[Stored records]

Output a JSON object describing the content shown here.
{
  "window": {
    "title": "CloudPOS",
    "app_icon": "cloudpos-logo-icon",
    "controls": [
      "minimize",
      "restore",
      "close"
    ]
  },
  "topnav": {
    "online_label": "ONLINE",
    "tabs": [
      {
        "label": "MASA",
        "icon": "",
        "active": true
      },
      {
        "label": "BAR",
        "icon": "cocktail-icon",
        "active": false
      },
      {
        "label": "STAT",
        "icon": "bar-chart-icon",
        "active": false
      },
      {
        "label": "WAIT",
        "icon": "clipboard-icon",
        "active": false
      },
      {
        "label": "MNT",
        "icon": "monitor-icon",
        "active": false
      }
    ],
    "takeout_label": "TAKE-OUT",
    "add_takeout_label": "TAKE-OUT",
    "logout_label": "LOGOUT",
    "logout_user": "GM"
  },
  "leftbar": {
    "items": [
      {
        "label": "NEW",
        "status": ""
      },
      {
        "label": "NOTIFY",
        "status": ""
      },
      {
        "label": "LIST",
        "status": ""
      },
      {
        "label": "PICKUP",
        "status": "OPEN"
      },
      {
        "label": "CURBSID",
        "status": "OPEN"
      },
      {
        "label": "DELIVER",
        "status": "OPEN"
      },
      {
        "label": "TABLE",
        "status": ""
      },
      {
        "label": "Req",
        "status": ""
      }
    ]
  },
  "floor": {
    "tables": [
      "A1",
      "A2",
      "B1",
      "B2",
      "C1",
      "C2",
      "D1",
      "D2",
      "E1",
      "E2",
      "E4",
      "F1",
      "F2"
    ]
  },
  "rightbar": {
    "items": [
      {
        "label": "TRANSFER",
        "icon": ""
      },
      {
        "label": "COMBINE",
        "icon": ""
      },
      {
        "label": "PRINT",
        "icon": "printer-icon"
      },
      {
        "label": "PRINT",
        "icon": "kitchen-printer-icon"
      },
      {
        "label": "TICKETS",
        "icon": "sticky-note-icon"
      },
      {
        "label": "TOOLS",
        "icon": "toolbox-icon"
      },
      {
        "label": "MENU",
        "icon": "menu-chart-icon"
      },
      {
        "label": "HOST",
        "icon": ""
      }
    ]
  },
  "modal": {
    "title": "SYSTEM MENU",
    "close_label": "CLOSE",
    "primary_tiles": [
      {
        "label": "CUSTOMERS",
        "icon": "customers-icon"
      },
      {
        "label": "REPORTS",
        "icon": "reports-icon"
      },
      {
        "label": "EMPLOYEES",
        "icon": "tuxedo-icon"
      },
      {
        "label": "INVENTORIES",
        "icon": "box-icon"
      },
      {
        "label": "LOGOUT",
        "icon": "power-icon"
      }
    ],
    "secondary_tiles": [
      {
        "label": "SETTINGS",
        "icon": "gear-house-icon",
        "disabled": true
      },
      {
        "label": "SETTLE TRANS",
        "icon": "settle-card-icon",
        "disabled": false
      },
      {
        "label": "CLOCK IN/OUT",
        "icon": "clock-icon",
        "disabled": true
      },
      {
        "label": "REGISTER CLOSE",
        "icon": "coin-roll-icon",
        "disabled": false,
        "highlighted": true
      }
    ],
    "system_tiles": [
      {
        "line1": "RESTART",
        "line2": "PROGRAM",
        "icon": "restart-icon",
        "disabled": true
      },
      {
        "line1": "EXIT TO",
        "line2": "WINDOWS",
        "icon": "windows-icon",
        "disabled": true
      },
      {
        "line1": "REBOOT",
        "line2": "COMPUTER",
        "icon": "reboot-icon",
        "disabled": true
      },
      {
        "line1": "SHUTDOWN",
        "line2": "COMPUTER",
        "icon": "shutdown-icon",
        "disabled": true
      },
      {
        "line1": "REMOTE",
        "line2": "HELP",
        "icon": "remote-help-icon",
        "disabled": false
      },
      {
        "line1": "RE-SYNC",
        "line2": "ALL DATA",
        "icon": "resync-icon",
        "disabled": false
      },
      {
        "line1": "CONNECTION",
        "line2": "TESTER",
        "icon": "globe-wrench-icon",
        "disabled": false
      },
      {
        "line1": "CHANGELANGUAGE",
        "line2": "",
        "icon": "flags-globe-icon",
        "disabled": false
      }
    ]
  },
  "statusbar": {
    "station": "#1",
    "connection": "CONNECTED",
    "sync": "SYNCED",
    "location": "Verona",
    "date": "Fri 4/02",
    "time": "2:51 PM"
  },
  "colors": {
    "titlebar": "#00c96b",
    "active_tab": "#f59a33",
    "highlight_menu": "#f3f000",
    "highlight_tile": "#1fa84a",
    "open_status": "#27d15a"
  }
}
---
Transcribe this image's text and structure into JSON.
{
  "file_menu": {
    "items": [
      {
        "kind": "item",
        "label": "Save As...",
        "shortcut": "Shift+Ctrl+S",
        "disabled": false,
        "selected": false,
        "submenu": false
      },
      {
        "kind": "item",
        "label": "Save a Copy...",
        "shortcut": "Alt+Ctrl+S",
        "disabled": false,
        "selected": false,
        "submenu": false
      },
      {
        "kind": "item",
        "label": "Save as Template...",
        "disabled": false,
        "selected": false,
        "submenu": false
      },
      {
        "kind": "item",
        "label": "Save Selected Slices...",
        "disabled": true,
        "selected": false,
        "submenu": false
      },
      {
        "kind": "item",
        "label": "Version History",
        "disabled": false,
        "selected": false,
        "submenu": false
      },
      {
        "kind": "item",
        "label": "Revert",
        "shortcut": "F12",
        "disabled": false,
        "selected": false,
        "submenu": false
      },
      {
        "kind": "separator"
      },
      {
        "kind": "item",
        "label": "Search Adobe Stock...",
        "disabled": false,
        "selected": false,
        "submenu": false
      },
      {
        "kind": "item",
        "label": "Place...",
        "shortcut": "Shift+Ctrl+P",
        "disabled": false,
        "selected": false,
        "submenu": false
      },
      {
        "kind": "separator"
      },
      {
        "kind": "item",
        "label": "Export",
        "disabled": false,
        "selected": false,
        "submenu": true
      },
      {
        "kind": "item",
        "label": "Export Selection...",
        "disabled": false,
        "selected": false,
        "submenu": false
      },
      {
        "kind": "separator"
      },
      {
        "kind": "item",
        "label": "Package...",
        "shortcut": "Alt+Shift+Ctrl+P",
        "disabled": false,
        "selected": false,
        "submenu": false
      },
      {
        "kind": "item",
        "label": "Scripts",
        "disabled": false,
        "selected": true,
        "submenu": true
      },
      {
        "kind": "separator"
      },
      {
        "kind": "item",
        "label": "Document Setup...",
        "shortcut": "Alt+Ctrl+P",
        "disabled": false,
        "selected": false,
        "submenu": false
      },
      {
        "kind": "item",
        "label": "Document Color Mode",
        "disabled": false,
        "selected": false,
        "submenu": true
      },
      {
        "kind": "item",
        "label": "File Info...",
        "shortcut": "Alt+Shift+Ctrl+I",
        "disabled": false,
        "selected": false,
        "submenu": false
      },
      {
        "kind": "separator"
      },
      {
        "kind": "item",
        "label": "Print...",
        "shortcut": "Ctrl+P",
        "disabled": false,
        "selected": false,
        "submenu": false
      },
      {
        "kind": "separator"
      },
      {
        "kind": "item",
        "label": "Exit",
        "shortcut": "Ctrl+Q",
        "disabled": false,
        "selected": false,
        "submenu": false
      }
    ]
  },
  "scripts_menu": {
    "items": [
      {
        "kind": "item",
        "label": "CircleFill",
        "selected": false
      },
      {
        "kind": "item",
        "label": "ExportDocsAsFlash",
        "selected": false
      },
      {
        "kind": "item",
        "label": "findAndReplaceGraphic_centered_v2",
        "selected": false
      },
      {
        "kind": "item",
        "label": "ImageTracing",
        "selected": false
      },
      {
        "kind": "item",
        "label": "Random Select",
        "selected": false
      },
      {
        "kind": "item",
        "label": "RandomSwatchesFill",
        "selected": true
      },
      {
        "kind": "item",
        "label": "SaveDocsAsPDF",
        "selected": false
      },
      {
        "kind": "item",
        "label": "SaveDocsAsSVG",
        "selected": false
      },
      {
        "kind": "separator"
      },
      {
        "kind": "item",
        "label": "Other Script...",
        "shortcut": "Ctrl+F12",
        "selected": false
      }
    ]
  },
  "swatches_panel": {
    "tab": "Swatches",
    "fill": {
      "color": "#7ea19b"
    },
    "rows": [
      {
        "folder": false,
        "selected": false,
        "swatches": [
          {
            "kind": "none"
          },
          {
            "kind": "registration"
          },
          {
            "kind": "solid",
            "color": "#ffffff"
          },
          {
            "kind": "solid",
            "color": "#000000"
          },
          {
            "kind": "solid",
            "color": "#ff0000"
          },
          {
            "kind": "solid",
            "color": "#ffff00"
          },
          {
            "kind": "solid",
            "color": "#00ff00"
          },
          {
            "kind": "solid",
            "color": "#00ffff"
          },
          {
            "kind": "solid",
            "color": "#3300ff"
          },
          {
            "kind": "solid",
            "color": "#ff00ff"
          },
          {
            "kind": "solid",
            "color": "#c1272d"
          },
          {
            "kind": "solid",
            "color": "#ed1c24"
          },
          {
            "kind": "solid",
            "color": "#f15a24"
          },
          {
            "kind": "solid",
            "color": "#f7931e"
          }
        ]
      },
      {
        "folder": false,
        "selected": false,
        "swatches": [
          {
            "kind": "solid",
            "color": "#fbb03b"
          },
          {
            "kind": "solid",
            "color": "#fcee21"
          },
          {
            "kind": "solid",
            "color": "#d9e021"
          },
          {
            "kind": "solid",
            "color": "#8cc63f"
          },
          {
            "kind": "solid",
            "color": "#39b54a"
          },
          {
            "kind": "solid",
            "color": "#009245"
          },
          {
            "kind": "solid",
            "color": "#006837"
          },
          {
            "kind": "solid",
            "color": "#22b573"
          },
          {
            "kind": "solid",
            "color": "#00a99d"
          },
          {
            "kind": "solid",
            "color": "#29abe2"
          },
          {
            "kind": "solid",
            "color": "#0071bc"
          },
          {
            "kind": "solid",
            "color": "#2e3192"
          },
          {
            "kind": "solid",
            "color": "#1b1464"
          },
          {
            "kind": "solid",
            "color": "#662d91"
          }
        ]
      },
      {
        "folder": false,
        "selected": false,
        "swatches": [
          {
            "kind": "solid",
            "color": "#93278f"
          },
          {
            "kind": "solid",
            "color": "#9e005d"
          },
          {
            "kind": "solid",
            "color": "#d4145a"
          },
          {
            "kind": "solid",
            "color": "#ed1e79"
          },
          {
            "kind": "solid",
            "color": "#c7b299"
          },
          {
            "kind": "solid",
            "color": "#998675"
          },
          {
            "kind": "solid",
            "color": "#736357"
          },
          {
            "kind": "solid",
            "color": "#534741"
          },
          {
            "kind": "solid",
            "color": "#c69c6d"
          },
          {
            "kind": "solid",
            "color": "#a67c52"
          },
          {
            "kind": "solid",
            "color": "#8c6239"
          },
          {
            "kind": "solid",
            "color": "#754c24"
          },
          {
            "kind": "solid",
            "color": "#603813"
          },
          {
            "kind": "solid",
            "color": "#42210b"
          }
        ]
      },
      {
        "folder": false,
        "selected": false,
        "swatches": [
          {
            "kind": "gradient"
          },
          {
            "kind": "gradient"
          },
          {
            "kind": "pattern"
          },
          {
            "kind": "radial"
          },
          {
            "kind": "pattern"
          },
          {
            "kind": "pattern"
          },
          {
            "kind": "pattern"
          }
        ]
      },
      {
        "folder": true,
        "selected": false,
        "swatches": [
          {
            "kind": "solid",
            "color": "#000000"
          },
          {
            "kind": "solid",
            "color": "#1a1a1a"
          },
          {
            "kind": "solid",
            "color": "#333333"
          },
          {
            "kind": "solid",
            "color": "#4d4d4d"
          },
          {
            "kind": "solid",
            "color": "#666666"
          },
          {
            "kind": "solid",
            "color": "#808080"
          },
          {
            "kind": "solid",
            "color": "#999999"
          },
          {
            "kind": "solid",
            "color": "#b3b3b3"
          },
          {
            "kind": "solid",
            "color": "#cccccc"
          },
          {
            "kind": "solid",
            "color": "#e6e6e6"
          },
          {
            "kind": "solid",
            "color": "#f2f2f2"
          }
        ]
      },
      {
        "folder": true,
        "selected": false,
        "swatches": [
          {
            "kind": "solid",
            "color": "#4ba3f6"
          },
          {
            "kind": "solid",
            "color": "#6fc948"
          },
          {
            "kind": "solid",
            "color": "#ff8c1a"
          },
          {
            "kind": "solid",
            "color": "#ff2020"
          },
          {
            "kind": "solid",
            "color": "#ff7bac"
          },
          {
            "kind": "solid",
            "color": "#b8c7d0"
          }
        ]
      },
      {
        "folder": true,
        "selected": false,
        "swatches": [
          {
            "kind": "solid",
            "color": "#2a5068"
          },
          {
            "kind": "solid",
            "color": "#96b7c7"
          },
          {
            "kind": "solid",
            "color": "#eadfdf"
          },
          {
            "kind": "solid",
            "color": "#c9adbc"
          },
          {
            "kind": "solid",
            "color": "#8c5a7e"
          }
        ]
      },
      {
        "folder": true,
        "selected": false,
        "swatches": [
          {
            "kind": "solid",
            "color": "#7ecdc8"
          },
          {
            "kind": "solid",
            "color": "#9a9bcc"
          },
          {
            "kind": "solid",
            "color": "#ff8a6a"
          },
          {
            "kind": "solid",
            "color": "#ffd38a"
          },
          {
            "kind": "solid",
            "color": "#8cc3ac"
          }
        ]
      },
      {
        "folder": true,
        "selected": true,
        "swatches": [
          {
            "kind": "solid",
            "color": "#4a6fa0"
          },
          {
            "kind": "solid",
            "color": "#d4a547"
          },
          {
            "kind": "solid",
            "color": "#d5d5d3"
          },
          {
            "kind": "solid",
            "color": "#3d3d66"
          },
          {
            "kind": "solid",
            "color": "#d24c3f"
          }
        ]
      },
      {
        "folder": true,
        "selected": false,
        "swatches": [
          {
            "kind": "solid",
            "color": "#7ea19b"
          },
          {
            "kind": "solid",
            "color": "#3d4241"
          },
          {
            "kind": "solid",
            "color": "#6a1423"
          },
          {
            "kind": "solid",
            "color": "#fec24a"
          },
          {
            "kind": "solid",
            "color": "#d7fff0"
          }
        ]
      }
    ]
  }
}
--
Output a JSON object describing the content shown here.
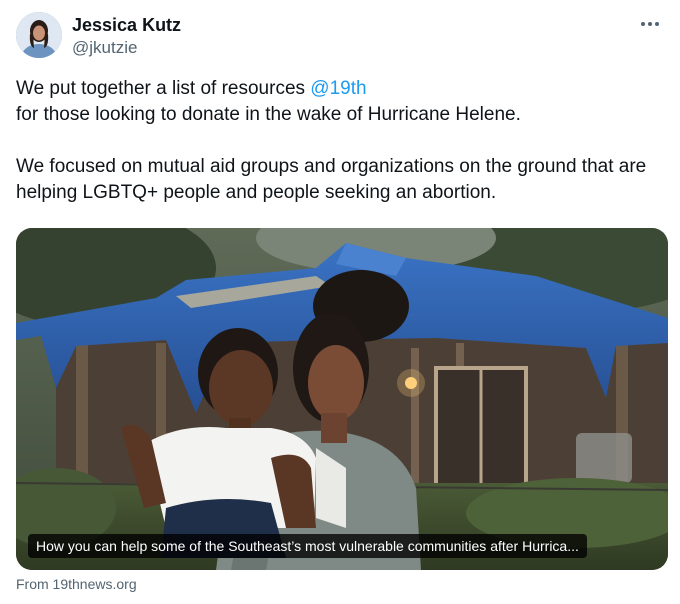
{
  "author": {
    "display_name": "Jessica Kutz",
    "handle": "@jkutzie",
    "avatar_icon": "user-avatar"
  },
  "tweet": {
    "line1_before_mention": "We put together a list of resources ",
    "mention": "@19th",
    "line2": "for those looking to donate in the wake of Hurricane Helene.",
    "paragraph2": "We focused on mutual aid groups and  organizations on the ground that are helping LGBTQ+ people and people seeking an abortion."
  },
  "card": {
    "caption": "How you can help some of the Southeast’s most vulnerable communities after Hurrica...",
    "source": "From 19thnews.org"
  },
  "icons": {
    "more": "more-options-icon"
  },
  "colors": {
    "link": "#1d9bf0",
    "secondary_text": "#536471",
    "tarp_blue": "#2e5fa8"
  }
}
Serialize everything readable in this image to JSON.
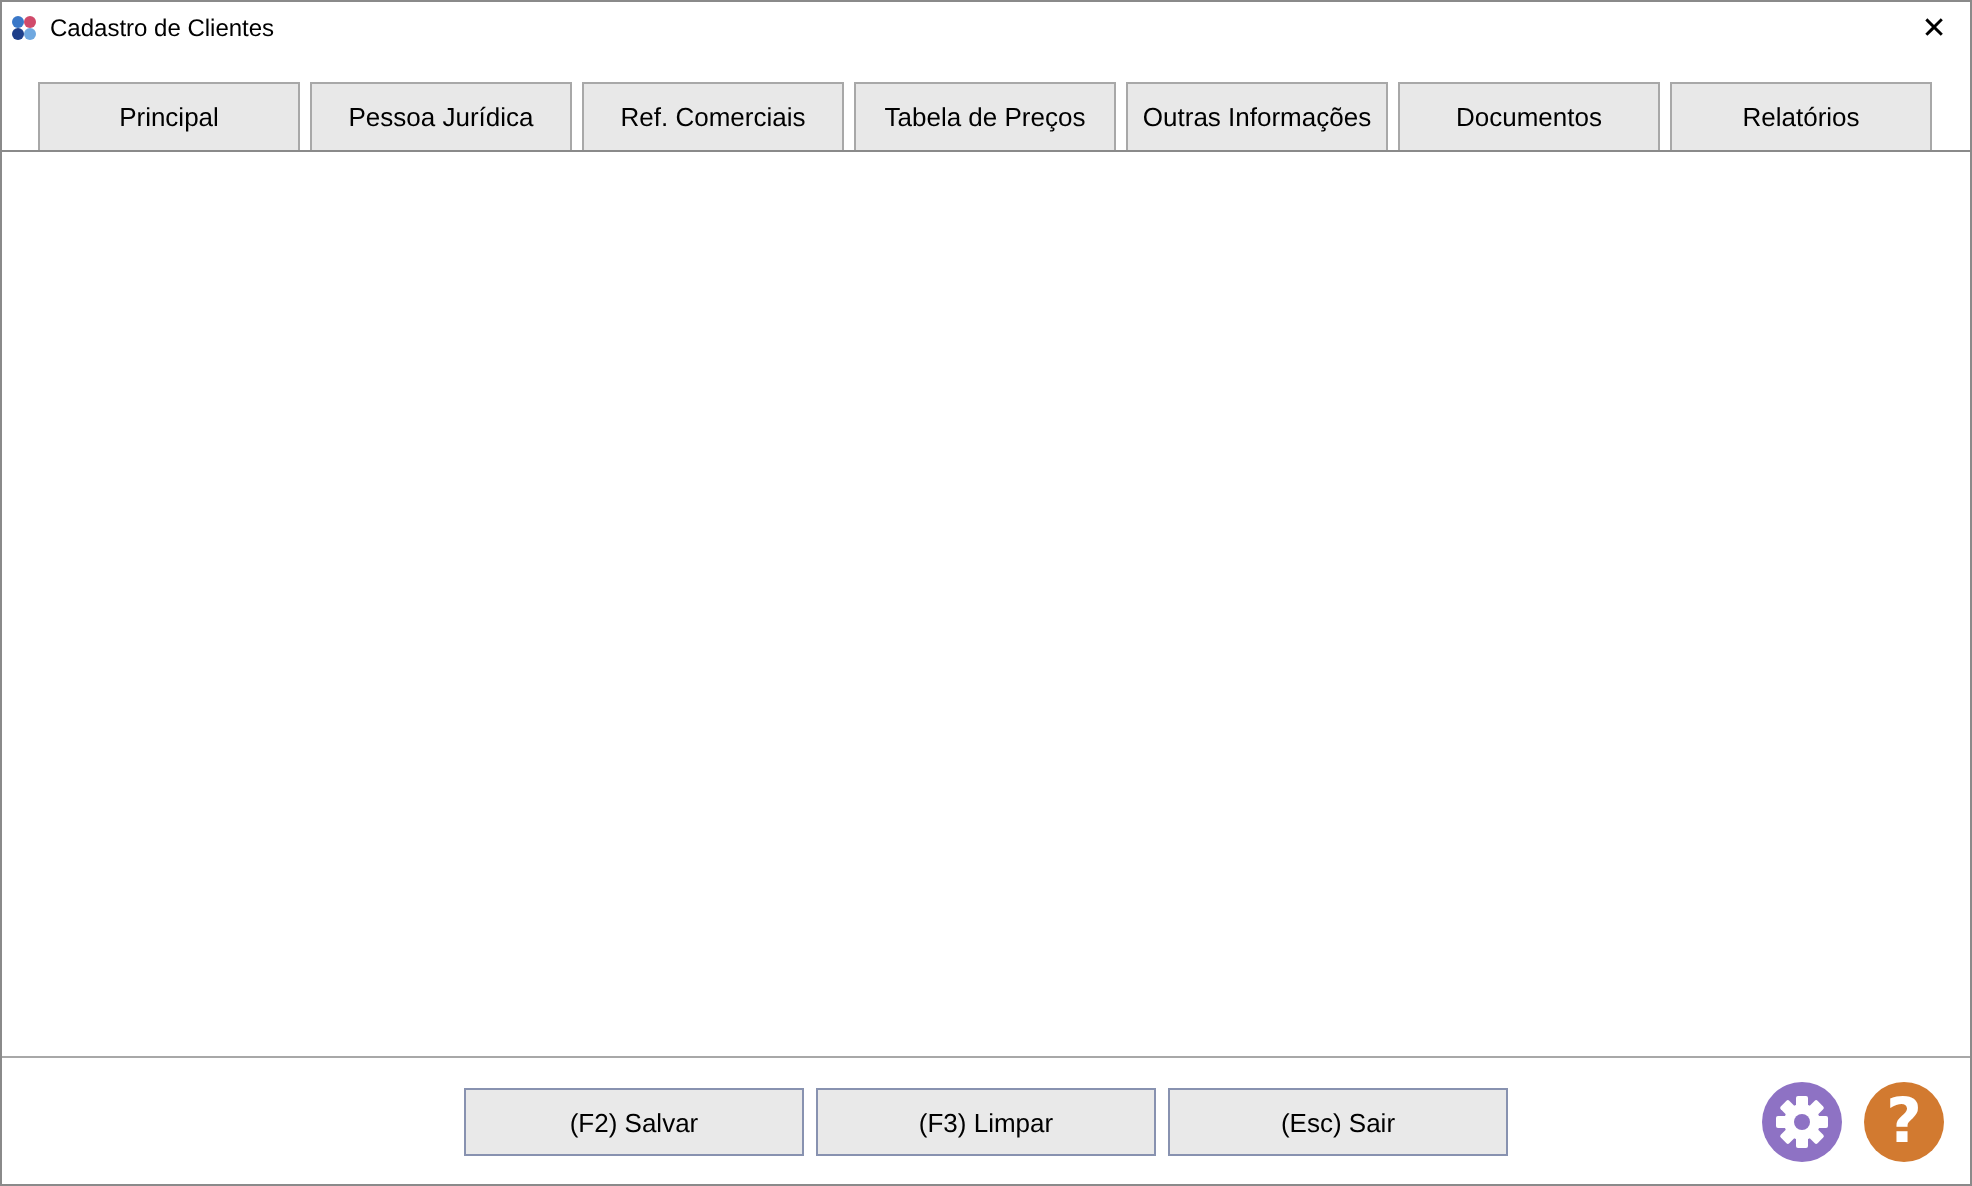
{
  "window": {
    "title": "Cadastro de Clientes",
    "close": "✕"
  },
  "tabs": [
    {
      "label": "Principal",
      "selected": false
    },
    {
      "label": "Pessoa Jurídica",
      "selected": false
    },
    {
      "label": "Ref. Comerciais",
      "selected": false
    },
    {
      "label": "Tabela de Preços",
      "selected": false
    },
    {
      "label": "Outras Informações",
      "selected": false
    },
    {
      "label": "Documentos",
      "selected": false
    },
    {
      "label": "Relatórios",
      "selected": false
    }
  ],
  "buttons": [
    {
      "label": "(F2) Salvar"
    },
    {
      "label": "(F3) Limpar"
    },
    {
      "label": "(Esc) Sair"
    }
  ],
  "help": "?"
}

> **Goal**
Collect every line from the records above that contains the word "shortcut".

> **The completed task**
        "shortcut": "Shift+Ctrl+S",
        "shortcut": "Alt+Ctrl+S",
        "shortcut": "F12",
        "shortcut": "Shift+Ctrl+P",
        "shortcut": "Alt+Shift+Ctrl+P",
        "shortcut": "Alt+Ctrl+P",
        "shortcut": "Alt+Shift+Ctrl+I",
        "shortcut": "Ctrl+P",
        "shortcut": "Ctrl+Q",
        "shortcut": "Ctrl+F12",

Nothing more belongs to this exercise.